With the images removed, repeat the data below exactly.

§ **Data for processing**:
"""

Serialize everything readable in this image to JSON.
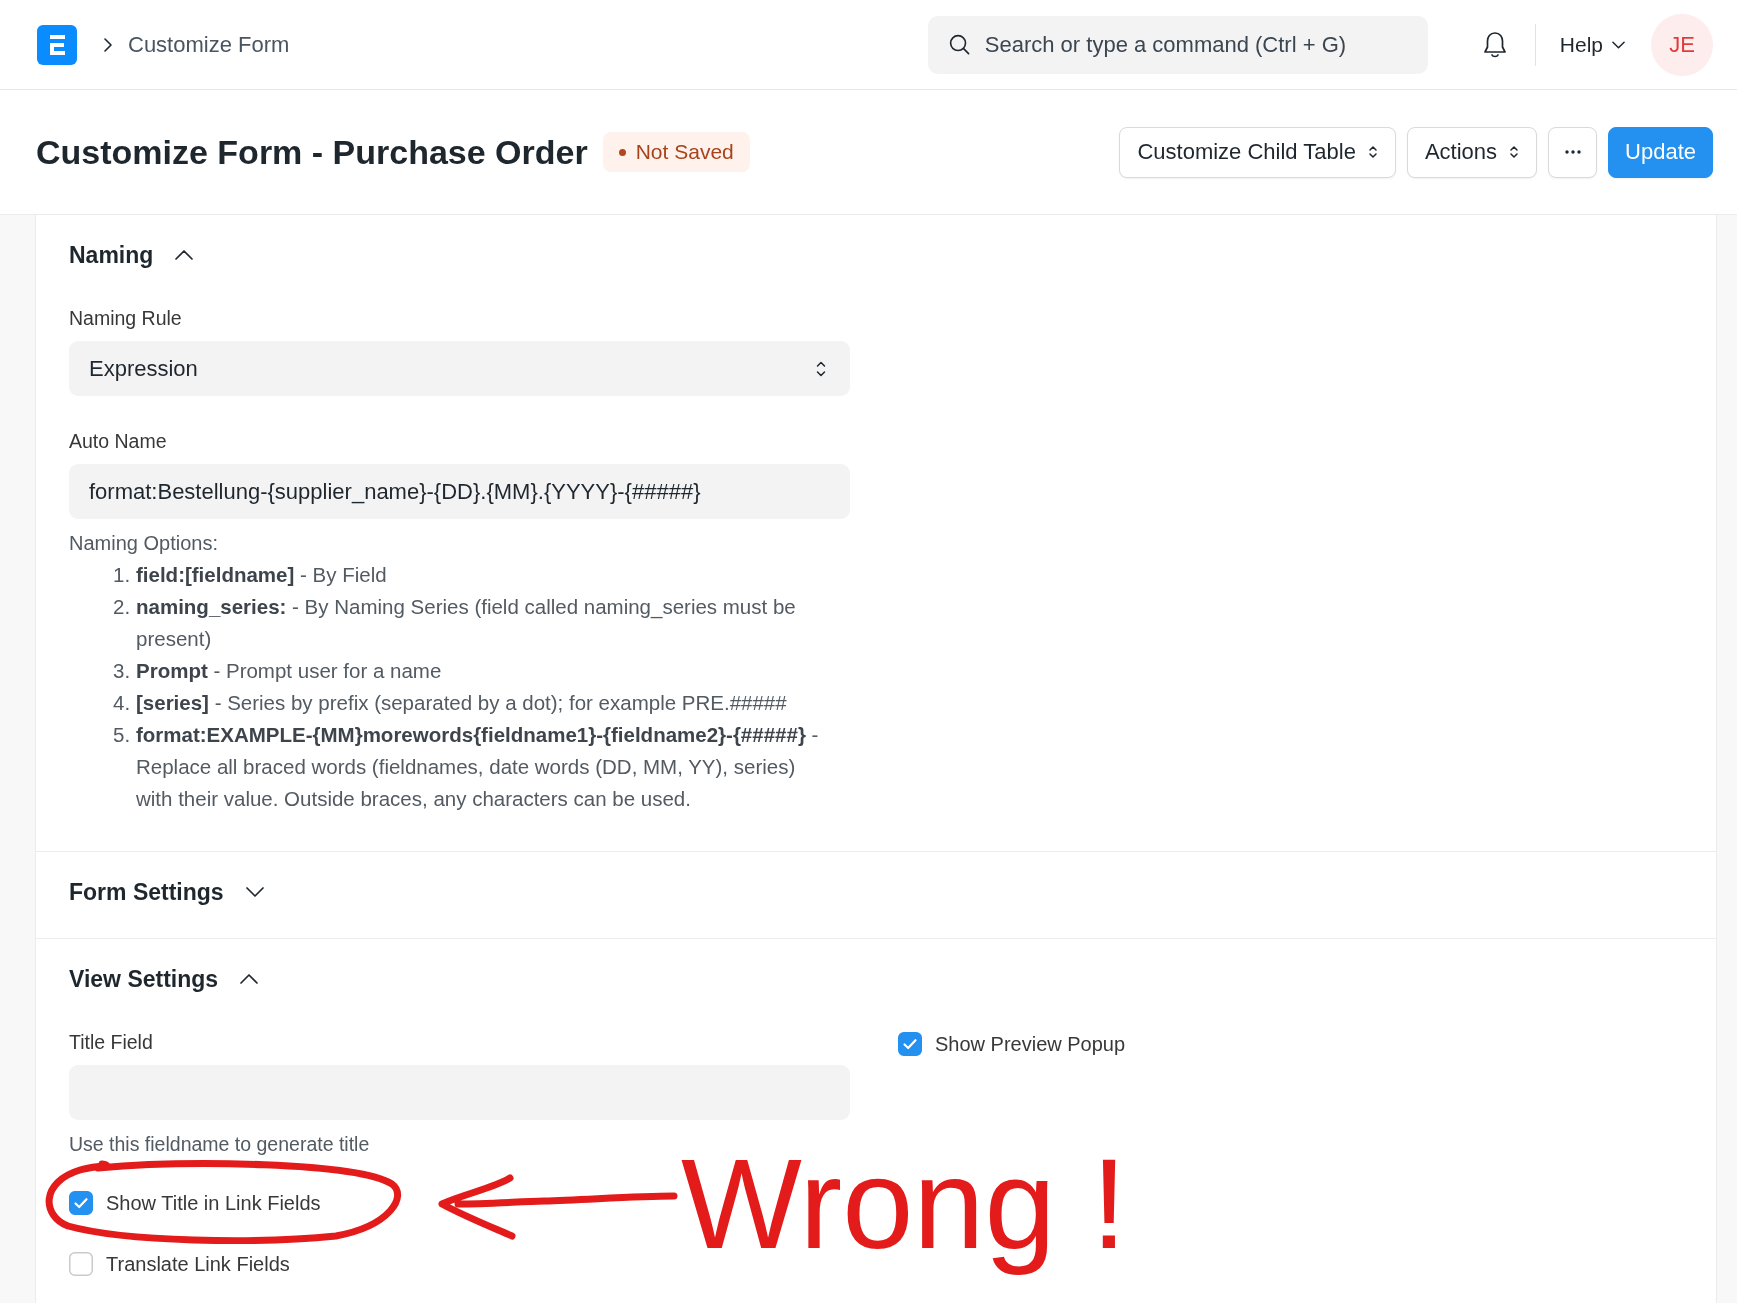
{
  "navbar": {
    "breadcrumbs": [
      "Customize Form"
    ],
    "search": {
      "placeholder": "Search or type a command (Ctrl + G)"
    },
    "help": "Help",
    "avatar": "JE"
  },
  "page_header": {
    "title": "Customize Form - Purchase Order",
    "status": "Not Saved",
    "buttons": [
      {
        "kind": "dropdown",
        "label": "Customize Child Table"
      },
      {
        "kind": "dropdown",
        "label": "Actions"
      },
      {
        "kind": "more"
      },
      {
        "kind": "primary",
        "label": "Update"
      }
    ]
  },
  "sections": [
    {
      "title": "Naming",
      "expanded": true,
      "columns": [
        [
          {
            "kind": "select",
            "label": "Naming Rule",
            "value": "Expression"
          },
          {
            "kind": "text",
            "label": "Auto Name",
            "value": "format:Bestellung-{supplier_name}-{DD}.{MM}.{YYYY}-{#####}",
            "help": {
              "intro": "Naming Options:",
              "items": [
                {
                  "number": "1.",
                  "text": "**field:[fieldname]** - By Field"
                },
                {
                  "number": "2.",
                  "text": "**naming_series:** - By Naming Series (field called naming_series must be present)"
                },
                {
                  "number": "3.",
                  "text": "**Prompt** - Prompt user for a name"
                },
                {
                  "number": "4.",
                  "text": "**[series]** - Series by prefix (separated by a dot); for example PRE.#####"
                },
                {
                  "number": "5.",
                  "text": "**format:EXAMPLE-{MM}morewords{fieldname1}-{fieldname2}-{#####}** - Replace all braced words (fieldnames, date words (DD, MM, YY), series) with their value. Outside braces, any characters can be used."
                }
              ]
            }
          }
        ]
      ]
    },
    {
      "title": "Form Settings",
      "expanded": false
    },
    {
      "title": "View Settings",
      "expanded": true,
      "columns": [
        [
          {
            "kind": "text",
            "label": "Title Field",
            "description": "Use this fieldname to generate title"
          },
          {
            "kind": "check",
            "label": "Show Title in Link Fields",
            "checked": true
          },
          {
            "kind": "check",
            "label": "Translate Link Fields",
            "checked": false
          }
        ],
        [
          {
            "kind": "check",
            "label": "Show Preview Popup",
            "checked": true
          }
        ]
      ]
    }
  ],
  "annotation": {
    "text": "Wrong !"
  }
}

"""

§ **Problem solution**:
Serialize everything readable in this image to JSON.
{
  "navbar": {
    "breadcrumbs": [
      "Customize Form"
    ],
    "search": {
      "placeholder": "Search or type a command (Ctrl + G)"
    },
    "help": "Help",
    "avatar": "JE"
  },
  "page_header": {
    "title": "Customize Form - Purchase Order",
    "status": "Not Saved",
    "buttons": [
      {
        "kind": "dropdown",
        "label": "Customize Child Table"
      },
      {
        "kind": "dropdown",
        "label": "Actions"
      },
      {
        "kind": "more"
      },
      {
        "kind": "primary",
        "label": "Update"
      }
    ]
  },
  "sections": [
    {
      "title": "Naming",
      "expanded": true,
      "columns": [
        [
          {
            "kind": "select",
            "label": "Naming Rule",
            "value": "Expression"
          },
          {
            "kind": "text",
            "label": "Auto Name",
            "value": "format:Bestellung-{supplier_name}-{DD}.{MM}.{YYYY}-{#####}",
            "help": {
              "intro": "Naming Options:",
              "items": [
                {
                  "number": "1.",
                  "text": "**field:[fieldname]** - By Field"
                },
                {
                  "number": "2.",
                  "text": "**naming_series:** - By Naming Series (field called naming_series must be present)"
                },
                {
                  "number": "3.",
                  "text": "**Prompt** - Prompt user for a name"
                },
                {
                  "number": "4.",
                  "text": "**[series]** - Series by prefix (separated by a dot); for example PRE.#####"
                },
                {
                  "number": "5.",
                  "text": "**format:EXAMPLE-{MM}morewords{fieldname1}-{fieldname2}-{#####}** - Replace all braced words (fieldnames, date words (DD, MM, YY), series) with their value. Outside braces, any characters can be used."
                }
              ]
            }
          }
        ]
      ]
    },
    {
      "title": "Form Settings",
      "expanded": false
    },
    {
      "title": "View Settings",
      "expanded": true,
      "columns": [
        [
          {
            "kind": "text",
            "label": "Title Field",
            "description": "Use this fieldname to generate title"
          },
          {
            "kind": "check",
            "label": "Show Title in Link Fields",
            "checked": true
          },
          {
            "kind": "check",
            "label": "Translate Link Fields",
            "checked": false
          }
        ],
        [
          {
            "kind": "check",
            "label": "Show Preview Popup",
            "checked": true
          }
        ]
      ]
    }
  ],
  "annotation": {
    "text": "Wrong !"
  }
}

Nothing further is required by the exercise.